## Box coordinate listings
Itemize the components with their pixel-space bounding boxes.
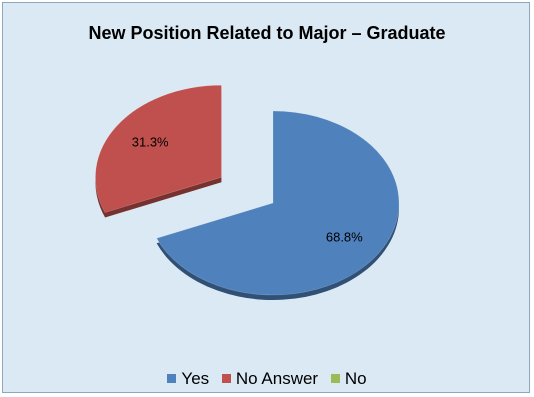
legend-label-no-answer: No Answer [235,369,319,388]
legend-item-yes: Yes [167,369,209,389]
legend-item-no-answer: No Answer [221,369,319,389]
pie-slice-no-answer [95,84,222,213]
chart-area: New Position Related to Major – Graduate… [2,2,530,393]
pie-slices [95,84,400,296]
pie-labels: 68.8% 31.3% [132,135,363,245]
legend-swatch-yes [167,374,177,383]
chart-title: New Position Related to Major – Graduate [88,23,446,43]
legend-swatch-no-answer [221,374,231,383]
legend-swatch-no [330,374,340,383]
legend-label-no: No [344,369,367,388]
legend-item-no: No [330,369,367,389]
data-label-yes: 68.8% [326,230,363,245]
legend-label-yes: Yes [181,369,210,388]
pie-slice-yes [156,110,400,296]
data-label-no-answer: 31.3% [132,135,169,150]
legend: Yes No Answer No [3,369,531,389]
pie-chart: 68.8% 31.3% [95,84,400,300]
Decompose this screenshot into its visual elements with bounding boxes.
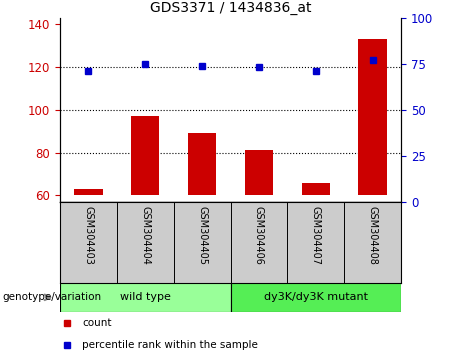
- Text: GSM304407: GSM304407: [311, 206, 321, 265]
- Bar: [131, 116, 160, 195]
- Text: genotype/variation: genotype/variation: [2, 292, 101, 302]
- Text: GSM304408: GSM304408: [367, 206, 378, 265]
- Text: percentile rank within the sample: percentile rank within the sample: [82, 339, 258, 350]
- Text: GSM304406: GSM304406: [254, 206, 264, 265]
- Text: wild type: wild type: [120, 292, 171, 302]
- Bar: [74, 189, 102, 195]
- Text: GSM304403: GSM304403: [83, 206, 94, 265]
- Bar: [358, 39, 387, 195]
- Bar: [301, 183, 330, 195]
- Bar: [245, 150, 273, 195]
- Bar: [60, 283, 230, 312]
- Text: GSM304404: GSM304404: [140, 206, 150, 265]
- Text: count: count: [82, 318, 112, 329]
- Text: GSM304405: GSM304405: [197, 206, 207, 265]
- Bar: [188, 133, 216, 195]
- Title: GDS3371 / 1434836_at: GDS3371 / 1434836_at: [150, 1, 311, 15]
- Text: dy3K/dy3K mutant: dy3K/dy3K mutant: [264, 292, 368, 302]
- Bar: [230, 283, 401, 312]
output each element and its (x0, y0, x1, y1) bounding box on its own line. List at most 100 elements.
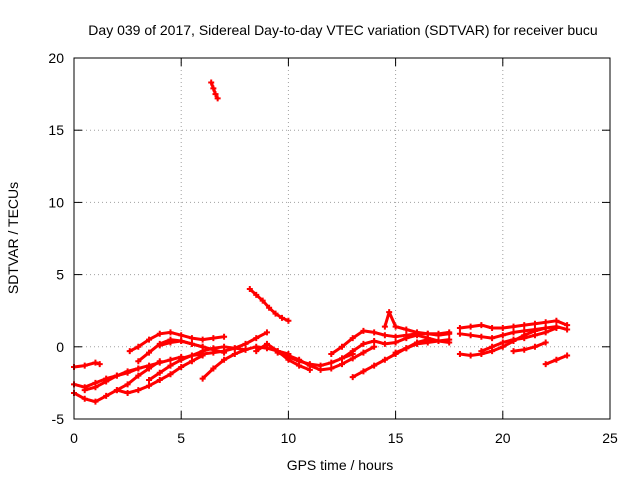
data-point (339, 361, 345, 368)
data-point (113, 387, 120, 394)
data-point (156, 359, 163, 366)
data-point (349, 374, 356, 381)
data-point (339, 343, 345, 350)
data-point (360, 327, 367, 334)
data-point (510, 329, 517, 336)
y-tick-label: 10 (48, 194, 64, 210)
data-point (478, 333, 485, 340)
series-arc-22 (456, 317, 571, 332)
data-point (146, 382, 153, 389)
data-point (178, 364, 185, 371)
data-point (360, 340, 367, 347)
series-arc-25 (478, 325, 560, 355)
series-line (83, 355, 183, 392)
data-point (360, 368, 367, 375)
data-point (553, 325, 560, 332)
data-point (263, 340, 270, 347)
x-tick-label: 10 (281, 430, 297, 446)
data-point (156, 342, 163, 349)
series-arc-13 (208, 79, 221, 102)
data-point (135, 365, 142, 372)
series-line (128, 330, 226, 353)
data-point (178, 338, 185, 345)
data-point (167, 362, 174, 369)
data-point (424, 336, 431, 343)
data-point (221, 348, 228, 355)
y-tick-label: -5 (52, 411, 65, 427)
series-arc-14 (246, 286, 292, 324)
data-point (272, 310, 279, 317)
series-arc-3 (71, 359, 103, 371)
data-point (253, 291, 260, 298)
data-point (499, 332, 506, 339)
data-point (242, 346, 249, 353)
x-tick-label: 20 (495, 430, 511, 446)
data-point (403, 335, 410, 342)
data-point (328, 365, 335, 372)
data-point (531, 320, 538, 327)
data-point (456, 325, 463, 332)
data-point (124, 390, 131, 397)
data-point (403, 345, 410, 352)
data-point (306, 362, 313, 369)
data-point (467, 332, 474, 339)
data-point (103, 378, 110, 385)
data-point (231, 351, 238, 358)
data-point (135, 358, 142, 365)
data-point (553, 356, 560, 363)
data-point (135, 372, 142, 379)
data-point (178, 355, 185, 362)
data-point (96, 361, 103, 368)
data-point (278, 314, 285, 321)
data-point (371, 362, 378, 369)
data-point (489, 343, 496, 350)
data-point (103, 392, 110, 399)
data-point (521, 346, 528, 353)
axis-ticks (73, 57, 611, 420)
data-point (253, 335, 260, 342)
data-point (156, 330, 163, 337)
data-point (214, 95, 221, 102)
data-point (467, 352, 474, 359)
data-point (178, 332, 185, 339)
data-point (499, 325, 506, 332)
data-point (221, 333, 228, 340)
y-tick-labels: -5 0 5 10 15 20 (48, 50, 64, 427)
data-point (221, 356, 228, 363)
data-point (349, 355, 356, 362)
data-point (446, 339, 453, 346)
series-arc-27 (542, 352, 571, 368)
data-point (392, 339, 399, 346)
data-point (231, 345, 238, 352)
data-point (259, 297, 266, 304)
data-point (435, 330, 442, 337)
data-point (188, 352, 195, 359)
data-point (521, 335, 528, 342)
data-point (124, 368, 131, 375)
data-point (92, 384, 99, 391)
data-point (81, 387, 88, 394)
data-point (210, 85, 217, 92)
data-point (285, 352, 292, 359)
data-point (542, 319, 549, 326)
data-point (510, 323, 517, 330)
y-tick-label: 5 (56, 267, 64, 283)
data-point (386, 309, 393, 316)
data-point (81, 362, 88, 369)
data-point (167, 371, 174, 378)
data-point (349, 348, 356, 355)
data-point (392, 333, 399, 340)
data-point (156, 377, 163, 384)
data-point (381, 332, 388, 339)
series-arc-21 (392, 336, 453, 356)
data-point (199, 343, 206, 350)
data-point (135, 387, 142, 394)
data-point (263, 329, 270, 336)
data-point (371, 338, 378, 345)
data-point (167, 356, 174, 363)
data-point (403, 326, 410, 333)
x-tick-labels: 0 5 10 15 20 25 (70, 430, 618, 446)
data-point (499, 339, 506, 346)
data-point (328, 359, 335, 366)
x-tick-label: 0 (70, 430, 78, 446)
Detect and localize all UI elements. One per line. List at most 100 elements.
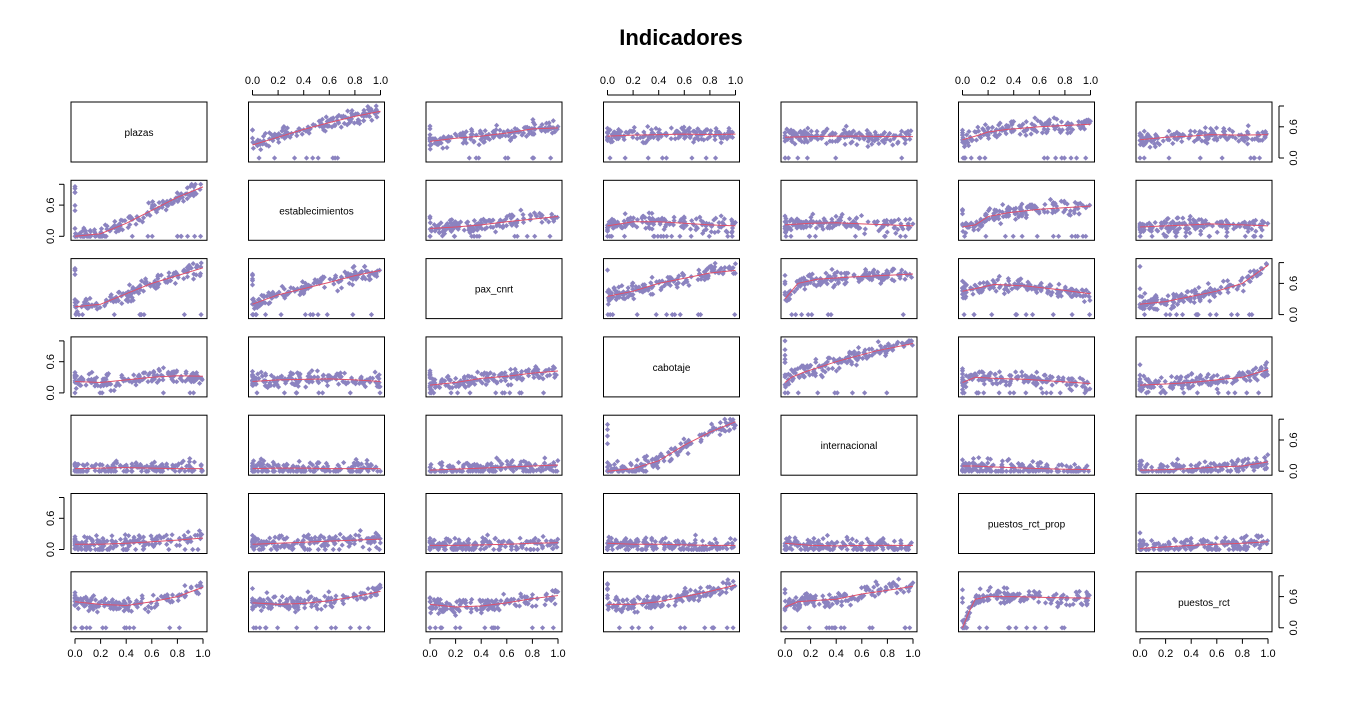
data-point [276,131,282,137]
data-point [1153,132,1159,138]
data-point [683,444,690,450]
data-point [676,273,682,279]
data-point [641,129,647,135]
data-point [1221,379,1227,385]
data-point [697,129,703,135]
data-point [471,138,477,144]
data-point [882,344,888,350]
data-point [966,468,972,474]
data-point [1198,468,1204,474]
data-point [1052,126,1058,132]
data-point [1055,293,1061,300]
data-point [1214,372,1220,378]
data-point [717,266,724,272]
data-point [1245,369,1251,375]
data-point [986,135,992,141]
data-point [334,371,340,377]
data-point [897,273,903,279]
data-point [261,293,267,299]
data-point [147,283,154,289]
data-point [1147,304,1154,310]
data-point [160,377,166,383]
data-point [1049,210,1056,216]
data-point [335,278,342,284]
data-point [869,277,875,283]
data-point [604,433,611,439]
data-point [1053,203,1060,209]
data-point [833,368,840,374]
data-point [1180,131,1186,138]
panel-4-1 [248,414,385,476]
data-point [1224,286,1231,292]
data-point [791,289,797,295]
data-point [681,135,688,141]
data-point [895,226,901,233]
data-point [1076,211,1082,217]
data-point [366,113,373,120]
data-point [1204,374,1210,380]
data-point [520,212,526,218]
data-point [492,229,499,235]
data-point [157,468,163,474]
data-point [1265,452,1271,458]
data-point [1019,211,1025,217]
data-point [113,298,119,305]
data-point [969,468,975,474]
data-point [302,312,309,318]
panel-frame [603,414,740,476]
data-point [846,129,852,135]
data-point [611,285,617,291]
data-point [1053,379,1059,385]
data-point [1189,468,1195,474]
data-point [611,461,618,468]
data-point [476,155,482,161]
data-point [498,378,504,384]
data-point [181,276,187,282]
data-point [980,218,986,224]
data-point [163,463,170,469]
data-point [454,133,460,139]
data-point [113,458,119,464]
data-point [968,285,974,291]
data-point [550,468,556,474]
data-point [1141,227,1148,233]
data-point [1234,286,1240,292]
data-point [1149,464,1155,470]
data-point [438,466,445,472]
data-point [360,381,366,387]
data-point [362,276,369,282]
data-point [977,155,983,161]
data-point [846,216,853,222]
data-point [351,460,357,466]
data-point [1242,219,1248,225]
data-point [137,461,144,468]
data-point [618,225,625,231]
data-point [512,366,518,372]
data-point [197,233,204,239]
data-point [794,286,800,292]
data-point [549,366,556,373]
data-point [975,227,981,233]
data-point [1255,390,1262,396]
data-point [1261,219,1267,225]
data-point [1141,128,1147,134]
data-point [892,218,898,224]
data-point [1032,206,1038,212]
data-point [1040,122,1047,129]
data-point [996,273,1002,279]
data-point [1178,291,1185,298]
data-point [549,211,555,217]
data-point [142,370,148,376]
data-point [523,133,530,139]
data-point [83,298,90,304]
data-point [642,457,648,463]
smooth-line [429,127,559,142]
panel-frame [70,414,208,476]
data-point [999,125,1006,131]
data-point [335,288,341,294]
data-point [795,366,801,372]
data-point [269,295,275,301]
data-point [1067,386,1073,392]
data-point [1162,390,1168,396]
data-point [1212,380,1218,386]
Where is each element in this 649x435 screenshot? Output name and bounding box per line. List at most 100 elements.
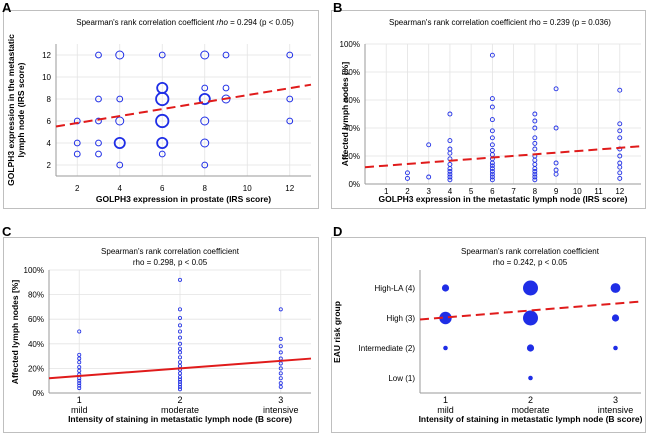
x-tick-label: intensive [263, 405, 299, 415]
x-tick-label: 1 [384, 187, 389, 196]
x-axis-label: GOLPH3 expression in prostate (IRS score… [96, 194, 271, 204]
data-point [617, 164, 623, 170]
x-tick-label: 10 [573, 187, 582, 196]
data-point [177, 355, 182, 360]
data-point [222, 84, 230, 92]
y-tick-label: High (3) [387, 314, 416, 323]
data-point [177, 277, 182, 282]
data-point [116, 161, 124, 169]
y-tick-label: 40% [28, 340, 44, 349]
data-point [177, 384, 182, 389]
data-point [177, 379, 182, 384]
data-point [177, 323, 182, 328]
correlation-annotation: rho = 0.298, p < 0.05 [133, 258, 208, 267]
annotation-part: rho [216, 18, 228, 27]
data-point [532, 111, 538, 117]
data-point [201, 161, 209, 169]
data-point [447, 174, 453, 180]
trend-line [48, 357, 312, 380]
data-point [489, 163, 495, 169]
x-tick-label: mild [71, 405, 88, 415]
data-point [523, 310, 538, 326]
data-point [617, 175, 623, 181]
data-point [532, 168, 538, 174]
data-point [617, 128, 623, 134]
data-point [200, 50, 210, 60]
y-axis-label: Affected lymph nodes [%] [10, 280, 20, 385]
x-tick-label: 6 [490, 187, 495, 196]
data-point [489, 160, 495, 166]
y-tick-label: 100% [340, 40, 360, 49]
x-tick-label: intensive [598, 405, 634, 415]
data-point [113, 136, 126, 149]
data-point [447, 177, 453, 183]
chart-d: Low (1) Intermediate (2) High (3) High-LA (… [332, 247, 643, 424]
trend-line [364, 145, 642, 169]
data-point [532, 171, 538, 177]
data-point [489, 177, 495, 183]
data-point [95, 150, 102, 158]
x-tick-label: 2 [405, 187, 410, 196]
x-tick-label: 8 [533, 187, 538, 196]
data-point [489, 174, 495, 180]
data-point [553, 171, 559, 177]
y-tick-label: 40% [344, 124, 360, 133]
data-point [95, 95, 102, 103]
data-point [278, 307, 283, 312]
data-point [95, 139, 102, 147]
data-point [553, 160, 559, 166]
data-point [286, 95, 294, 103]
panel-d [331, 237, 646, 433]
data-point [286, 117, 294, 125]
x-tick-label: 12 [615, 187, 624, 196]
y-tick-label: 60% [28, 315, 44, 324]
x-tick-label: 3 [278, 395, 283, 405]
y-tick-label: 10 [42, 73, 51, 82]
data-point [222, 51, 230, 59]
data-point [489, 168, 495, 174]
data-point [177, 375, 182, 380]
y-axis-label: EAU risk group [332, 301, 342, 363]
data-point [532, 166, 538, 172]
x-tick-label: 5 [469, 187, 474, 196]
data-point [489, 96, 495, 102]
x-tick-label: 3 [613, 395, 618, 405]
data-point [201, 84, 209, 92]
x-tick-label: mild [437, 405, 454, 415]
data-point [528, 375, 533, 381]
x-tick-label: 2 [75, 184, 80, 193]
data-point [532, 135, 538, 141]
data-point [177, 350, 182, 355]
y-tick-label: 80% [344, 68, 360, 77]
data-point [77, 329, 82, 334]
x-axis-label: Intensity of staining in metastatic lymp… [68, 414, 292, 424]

## The problem
Starting at the line in the entries that contains "x-tick-label: intensive [263, 405, 299, 415]" and stopping after the line that contains "data-point [177, 384, 182, 389]", set out those lines as a numbered list. Include both end lines and leave out any blank lines.

## Solution to this problem
1. x-tick-label: intensive [263, 405, 299, 415]
2. x-tick-label: 1 [384, 187, 389, 196]
3. x-axis-label: GOLPH3 expression in prostate (IRS score… [96, 194, 271, 204]
4. data-point [617, 164, 623, 170]
5. x-tick-label: 10 [573, 187, 582, 196]
6. data-point [177, 355, 182, 360]
7. data-point [222, 84, 230, 92]
8. y-tick-label: High (3) [387, 314, 416, 323]
9. data-point [177, 277, 182, 282]
10. data-point [116, 161, 124, 169]
11. y-tick-label: 40% [28, 340, 44, 349]
12. data-point [177, 384, 182, 389]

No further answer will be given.